▶ WORK TO BE COMPLETED: Write out all of the entries that follow, word for word, but skip the pictures.

▶ PROVIDED DATA:
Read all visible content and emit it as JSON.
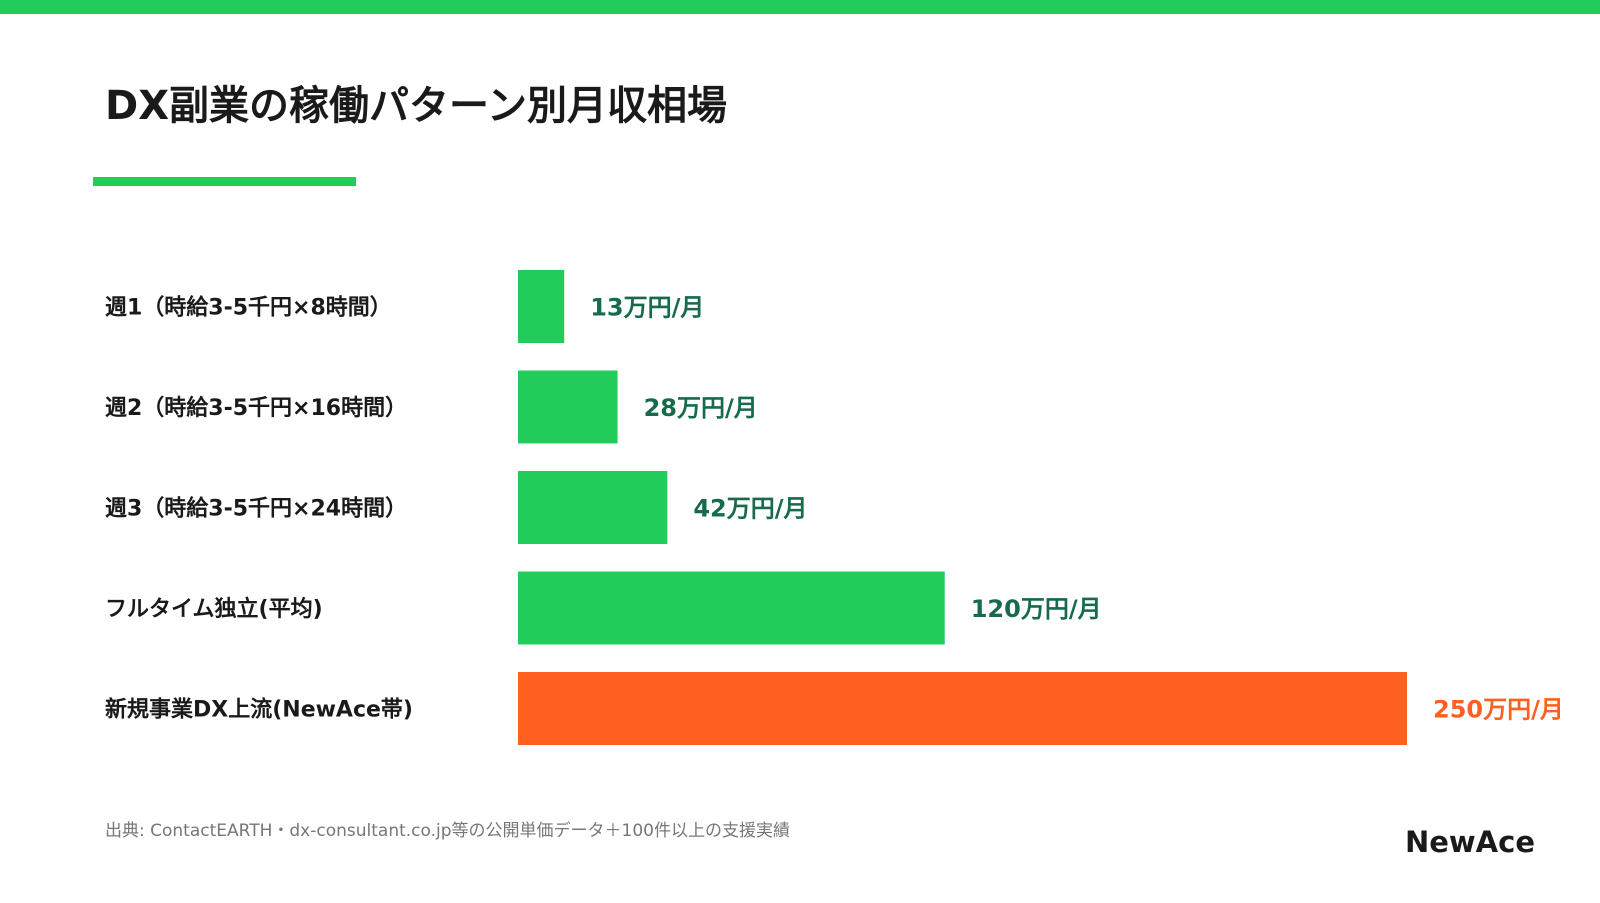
{
  "chart_data": {
    "type": "bar",
    "orientation": "horizontal",
    "title": "DX副業の稼働パターン別月収相場",
    "categories": [
      "週1（時給3-5千円×8時間）",
      "週2（時給3-5千円×16時間）",
      "週3（時給3-5千円×24時間）",
      "フルタイム独立(平均)",
      "新規事業DX上流(NewAce帯)"
    ],
    "values": [
      13,
      28,
      42,
      120,
      250
    ],
    "value_labels": [
      "13万円/月",
      "28万円/月",
      "42万円/月",
      "120万円/月",
      "250万円/月"
    ],
    "colors": [
      "#22cc5a",
      "#22cc5a",
      "#22cc5a",
      "#22cc5a",
      "#ff5f1f"
    ],
    "label_colors": [
      "#176b4b",
      "#176b4b",
      "#176b4b",
      "#176b4b",
      "#ff5f1f"
    ],
    "source": "出典: ContactEARTH・dx-consultant.co.jp等の公開単価データ＋100件以上の支援実績",
    "logo": "NewAce"
  }
}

▶ OUTPUT BELOW:
Read all visible content and emit it as JSON.
{
  "chart_data": {
    "type": "bar",
    "orientation": "horizontal",
    "title": "DX副業の稼働パターン別月収相場",
    "categories": [
      "週1（時給3-5千円×8時間）",
      "週2（時給3-5千円×16時間）",
      "週3（時給3-5千円×24時間）",
      "フルタイム独立(平均)",
      "新規事業DX上流(NewAce帯)"
    ],
    "values": [
      13,
      28,
      42,
      120,
      250
    ],
    "value_labels": [
      "13万円/月",
      "28万円/月",
      "42万円/月",
      "120万円/月",
      "250万円/月"
    ],
    "colors": [
      "#22cc5a",
      "#22cc5a",
      "#22cc5a",
      "#22cc5a",
      "#ff5f1f"
    ],
    "label_colors": [
      "#176b4b",
      "#176b4b",
      "#176b4b",
      "#176b4b",
      "#ff5f1f"
    ],
    "source": "出典: ContactEARTH・dx-consultant.co.jp等の公開単価データ＋100件以上の支援実績",
    "logo": "NewAce"
  }
}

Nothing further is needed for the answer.